* Start *
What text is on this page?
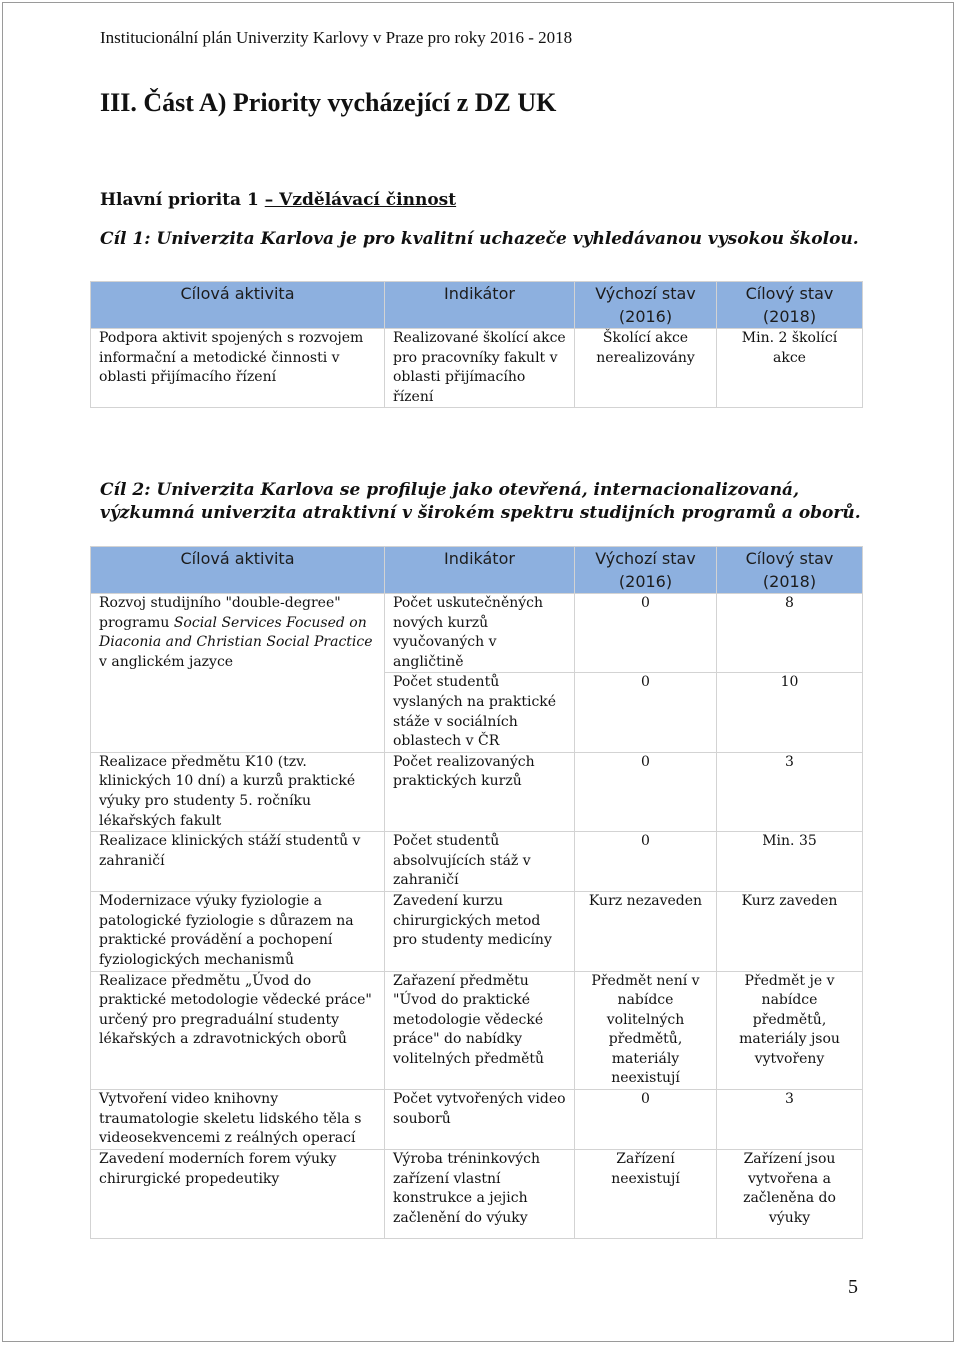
Institucionální plán Univerzity Karlovy v Praze pro roky 2016 - 2018
III. Část A) Priority vycházející z DZ UK
Hlavní priorita 1 – Vzdělávací činnost
Cíl 1: Univerzita Karlova je pro kvalitní uchazeče vyhledávanou vysokou školou.
Cílová aktivita	Indikátor	Výchozí stav (2016)	Cílový stav (2018)
Podpora aktivit spojených s rozvojem informační a metodické činnosti v oblasti přijímacího řízení	Realizované školící akce pro pracovníky fakult v oblasti přijímacího řízení	Školící akce nerealizovány	Min. 2 školící akce
Cíl 2: Univerzita Karlova se profiluje jako otevřená, internacionalizovaná, výzkumná univerzita atraktivní v širokém spektru studijních programů a oborů.
Cílová aktivita	Indikátor	Výchozí stav (2016)	Cílový stav (2018)
Rozvoj studijního "double-degree" programu Social Services Focused on Diaconia and Christian Social Practice v anglickém jazyce	Počet uskutečněných nových kurzů vyučovaných v angličtině	0	8
	Počet studentů vyslaných na praktické stáže v sociálních oblastech v ČR	0	10
Realizace předmětu K10 (tzv. klinických 10 dní) a kurzů praktické výuky pro studenty 5. ročníku lékařských fakult	Počet realizovaných praktických kurzů	0	3
Realizace klinických stáží studentů v zahraničí	Počet studentů absolvujících stáž v zahraničí	0	Min. 35
Modernizace výuky fyziologie a patologické fyziologie s důrazem na praktické provádění a pochopení fyziologických mechanismů	Zavedení kurzu chirurgických metod pro studenty medicíny	Kurz nezaveden	Kurz zaveden
Realizace předmětu „Úvod do praktické metodologie vědecké práce" určený pro pregraduální studenty lékařských a zdravotnických oborů	Zařazení předmětu "Úvod do praktické metodologie vědecké práce" do nabídky volitelných předmětů	Předmět není v nabídce volitelných předmětů, materiály neexistují	Předmět je v nabídce předmětů, materiály jsou vytvořeny
Vytvoření video knihovny traumatologie skeletu lidského těla s videosekvencemi z reálných operací	Počet vytvořených video souborů	0	3
Zavedení moderních forem výuky chirurgické propedeutiky	Výroba tréninkových zařízení vlastní konstrukce a jejich začlenění do výuky	Zařízení neexistují	Zařízení jsou vytvořena a začleněna do výuky
5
* End *
● REQUIREMENT
Return the lines of the records that include the string "předmětu".

● ANSWER TO THIS PROBLEM
Realizace předmětu K10 (tzv. klinických 10 dní) a kurzů praktické výuky pro studenty 5. ročníku lékařských fakult	Počet realizovaných praktických kurzů	0	3
Realizace předmětu „Úvod do praktické metodologie vědecké práce" určený pro pregraduální studenty lékařských a zdravotnických oborů	Zařazení předmětu "Úvod do praktické metodologie vědecké práce" do nabídky volitelných předmětů	Předmět není v nabídce volitelných předmětů, materiály neexistují	Předmět je v nabídce předmětů, materiály jsou vytvořeny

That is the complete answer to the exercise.